> [TASK DIRECTIONS] Search the listing below for the string "带答案解析" and show each line that contains it.

Records from a data collection

****

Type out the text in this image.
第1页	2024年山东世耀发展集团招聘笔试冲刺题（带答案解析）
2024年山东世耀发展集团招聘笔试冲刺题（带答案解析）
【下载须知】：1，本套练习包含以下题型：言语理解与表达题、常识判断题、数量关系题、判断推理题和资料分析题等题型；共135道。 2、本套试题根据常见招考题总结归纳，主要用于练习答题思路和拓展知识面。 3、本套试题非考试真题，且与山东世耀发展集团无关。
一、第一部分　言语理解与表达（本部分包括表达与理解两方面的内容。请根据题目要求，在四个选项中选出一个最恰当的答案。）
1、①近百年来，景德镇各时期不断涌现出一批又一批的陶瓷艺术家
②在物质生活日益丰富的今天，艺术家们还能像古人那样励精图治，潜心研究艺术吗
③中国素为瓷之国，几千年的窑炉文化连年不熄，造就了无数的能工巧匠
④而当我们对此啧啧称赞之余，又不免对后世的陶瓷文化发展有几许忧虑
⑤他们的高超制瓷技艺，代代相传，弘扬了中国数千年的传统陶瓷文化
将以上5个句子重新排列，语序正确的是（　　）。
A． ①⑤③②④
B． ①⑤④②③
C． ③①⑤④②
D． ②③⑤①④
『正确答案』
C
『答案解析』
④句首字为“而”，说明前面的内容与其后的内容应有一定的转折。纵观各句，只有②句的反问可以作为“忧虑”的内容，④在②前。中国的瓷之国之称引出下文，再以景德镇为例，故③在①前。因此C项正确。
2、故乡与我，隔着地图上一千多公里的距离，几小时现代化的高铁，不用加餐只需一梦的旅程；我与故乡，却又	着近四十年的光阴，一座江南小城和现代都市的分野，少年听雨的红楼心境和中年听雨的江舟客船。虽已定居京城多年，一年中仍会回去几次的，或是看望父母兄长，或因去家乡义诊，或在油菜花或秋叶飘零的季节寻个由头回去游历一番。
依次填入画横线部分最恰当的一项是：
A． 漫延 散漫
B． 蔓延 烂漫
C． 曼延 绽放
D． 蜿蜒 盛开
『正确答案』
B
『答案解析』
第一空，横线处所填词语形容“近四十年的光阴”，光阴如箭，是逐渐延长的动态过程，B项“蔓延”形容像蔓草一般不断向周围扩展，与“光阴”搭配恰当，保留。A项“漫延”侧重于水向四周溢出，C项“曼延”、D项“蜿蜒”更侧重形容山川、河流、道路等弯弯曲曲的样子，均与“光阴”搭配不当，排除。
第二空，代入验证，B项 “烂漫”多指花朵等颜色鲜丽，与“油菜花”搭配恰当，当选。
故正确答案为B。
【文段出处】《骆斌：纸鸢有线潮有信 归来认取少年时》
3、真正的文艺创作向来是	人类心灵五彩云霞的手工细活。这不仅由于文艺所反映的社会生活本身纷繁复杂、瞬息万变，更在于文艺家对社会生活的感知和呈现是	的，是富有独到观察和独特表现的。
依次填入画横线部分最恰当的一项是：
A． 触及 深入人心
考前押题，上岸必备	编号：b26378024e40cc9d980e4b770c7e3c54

****

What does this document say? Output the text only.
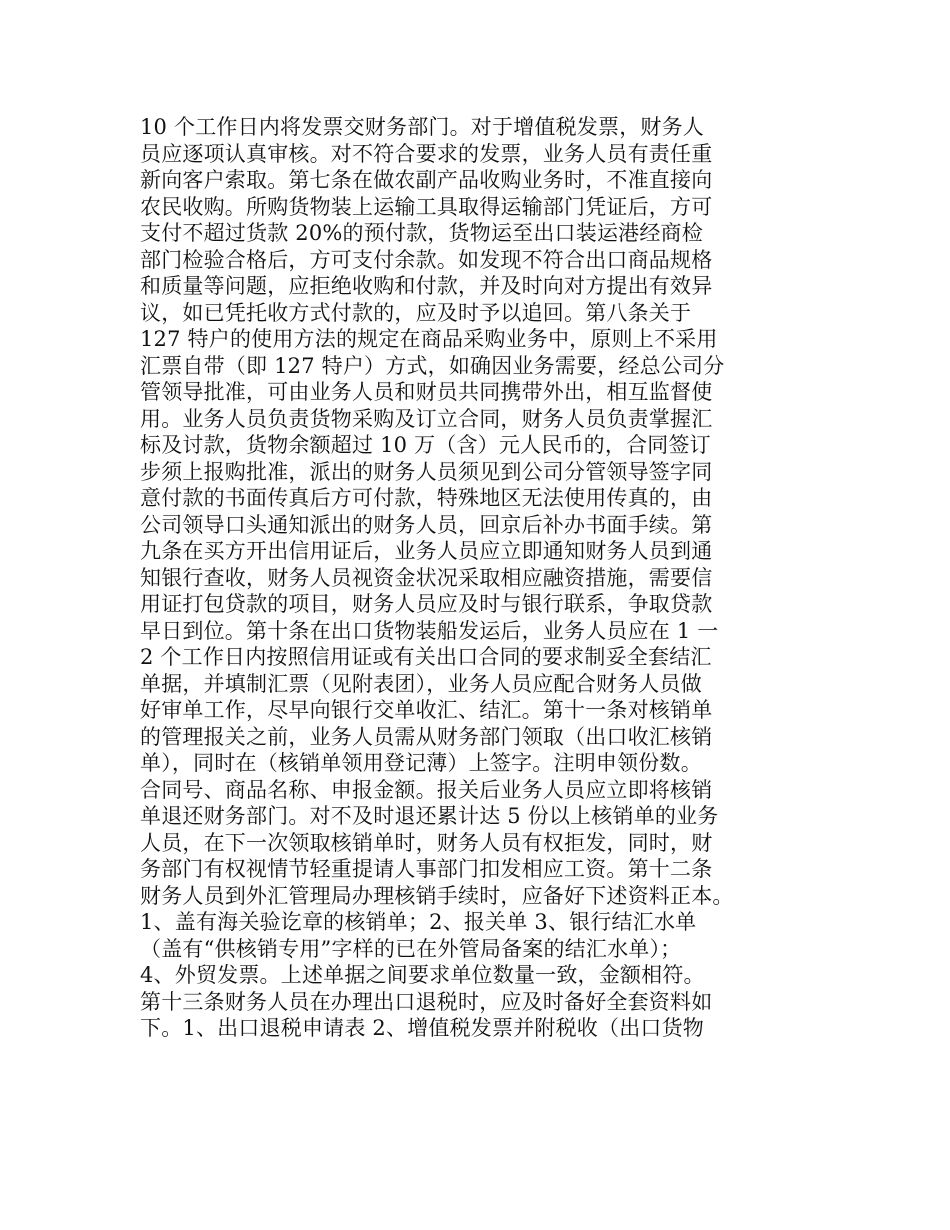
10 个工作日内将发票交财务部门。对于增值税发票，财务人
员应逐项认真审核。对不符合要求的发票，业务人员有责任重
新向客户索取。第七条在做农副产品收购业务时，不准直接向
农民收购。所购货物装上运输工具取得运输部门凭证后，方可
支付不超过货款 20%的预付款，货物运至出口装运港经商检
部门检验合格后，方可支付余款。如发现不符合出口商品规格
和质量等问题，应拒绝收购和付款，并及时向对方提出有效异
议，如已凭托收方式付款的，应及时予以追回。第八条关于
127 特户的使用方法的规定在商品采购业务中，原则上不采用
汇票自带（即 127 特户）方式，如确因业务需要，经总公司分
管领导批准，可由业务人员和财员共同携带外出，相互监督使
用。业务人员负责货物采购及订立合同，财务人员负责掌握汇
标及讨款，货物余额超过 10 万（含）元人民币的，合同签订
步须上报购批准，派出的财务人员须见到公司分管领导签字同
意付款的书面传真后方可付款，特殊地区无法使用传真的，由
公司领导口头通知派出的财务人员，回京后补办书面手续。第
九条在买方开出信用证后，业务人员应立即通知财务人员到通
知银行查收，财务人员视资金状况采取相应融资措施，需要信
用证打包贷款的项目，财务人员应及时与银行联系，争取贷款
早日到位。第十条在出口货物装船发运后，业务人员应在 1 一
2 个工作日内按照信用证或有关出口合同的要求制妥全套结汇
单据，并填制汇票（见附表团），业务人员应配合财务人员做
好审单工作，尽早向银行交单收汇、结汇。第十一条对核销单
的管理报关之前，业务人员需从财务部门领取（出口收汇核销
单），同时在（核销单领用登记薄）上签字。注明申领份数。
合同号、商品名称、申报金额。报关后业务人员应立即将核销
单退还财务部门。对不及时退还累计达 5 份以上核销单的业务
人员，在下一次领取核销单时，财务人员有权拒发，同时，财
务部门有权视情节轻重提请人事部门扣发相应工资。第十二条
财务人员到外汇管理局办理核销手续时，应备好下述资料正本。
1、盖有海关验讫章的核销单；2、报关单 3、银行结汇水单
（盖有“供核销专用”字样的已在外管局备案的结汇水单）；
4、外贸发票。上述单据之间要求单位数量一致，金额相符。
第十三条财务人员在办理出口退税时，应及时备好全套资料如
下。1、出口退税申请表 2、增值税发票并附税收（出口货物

****

> [WRITTEN ANSWER]
第1页	2024年山东世耀发展集团招聘笔试冲刺题（带答案解析）
2024年山东世耀发展集团招聘笔试冲刺题（带答案解析）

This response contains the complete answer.